AIM OF THE TASK: Whenever a line contains the string "读书心得", copy it out of the entries.

[Collection entries]
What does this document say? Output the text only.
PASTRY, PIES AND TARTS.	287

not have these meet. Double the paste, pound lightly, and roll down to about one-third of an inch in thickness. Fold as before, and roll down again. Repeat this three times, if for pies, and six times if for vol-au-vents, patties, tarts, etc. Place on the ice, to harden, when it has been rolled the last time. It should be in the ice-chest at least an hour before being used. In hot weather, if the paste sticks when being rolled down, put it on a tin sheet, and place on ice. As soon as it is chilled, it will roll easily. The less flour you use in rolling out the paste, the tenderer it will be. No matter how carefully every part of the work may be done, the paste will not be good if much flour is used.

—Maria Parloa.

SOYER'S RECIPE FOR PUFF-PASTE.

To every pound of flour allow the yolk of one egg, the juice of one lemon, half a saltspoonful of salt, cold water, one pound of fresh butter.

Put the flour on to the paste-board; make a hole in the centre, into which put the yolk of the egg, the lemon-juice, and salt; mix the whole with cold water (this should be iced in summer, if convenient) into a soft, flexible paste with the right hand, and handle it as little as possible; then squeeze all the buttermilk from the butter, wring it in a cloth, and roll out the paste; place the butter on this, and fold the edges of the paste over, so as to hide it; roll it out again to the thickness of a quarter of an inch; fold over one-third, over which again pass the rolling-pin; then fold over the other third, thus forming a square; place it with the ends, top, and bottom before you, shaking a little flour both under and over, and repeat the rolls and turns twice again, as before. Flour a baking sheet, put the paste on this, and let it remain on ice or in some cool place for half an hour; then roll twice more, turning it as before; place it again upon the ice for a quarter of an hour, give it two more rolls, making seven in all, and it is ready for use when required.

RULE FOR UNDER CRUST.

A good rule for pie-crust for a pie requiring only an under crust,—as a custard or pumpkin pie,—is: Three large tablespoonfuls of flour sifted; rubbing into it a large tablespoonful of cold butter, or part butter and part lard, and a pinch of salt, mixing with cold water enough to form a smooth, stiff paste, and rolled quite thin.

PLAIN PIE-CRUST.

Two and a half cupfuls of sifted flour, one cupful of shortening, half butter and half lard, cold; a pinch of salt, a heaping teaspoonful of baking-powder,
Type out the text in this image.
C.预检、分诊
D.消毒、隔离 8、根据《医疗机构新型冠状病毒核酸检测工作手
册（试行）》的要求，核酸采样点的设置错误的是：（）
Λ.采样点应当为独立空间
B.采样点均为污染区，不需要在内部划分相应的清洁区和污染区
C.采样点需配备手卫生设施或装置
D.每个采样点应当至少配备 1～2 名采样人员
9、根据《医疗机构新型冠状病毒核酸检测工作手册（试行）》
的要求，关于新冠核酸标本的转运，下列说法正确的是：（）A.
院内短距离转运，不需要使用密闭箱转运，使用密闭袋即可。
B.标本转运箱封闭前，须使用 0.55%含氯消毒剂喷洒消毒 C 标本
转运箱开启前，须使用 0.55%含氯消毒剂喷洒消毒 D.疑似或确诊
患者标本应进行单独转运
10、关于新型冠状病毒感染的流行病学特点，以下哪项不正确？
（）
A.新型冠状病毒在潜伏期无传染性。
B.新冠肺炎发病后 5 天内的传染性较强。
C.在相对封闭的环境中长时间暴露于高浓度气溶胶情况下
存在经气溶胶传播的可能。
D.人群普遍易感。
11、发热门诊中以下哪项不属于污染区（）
...
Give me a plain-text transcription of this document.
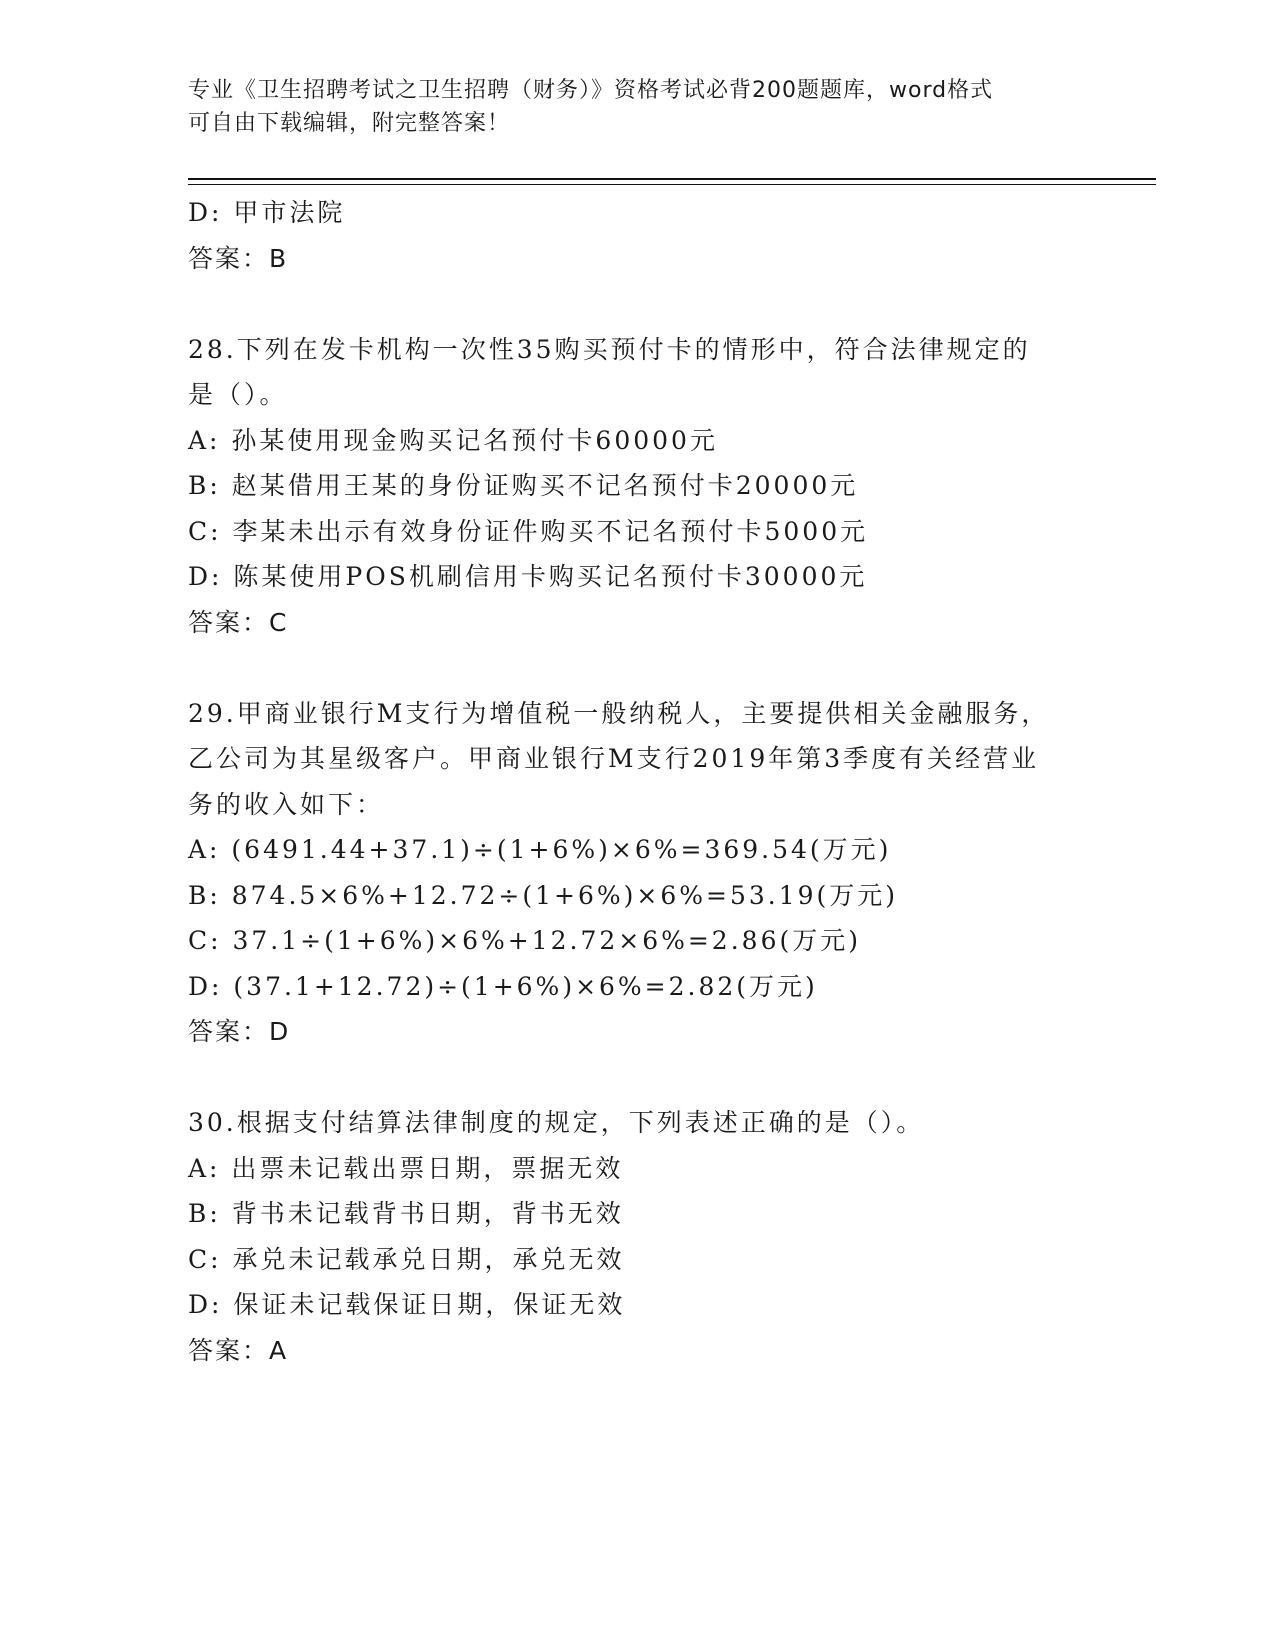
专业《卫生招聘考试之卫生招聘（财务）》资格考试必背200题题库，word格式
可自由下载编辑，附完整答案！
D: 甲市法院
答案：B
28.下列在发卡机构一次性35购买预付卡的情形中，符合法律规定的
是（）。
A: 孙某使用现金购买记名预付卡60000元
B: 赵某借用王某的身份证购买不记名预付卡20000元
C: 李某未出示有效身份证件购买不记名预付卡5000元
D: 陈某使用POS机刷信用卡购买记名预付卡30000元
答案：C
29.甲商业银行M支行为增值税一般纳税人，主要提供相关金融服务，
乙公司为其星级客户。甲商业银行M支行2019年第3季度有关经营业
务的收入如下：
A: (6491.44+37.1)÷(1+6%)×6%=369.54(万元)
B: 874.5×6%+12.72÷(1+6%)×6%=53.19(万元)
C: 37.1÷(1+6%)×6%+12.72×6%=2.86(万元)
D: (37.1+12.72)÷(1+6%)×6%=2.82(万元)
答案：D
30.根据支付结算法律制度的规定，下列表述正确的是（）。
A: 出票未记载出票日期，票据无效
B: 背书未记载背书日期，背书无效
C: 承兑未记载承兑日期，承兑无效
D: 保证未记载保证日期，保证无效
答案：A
---
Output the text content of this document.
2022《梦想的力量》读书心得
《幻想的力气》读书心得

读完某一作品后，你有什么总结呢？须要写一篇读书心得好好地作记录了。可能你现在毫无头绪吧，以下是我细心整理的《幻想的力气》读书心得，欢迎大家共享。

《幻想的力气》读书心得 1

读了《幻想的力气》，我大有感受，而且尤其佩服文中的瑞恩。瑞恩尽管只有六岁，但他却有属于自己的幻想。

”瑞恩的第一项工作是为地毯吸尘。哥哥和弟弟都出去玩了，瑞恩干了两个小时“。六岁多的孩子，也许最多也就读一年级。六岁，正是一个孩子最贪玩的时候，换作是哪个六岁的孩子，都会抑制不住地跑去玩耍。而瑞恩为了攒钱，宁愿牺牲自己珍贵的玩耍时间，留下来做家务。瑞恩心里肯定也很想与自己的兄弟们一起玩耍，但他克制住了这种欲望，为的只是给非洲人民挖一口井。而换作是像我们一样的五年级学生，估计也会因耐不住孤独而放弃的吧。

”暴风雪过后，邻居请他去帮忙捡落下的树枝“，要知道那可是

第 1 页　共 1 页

TASK SOLUTION:
2022《梦想的力量》读书心得
《幻想的力气》读书心得
读完某一作品后，你有什么总结呢？须要写一篇读书心得好好地作记录了。可能你现在毫无头绪吧，以下是我细心整理的《幻想的力气》读书心得，欢迎大家共享。
《幻想的力气》读书心得 1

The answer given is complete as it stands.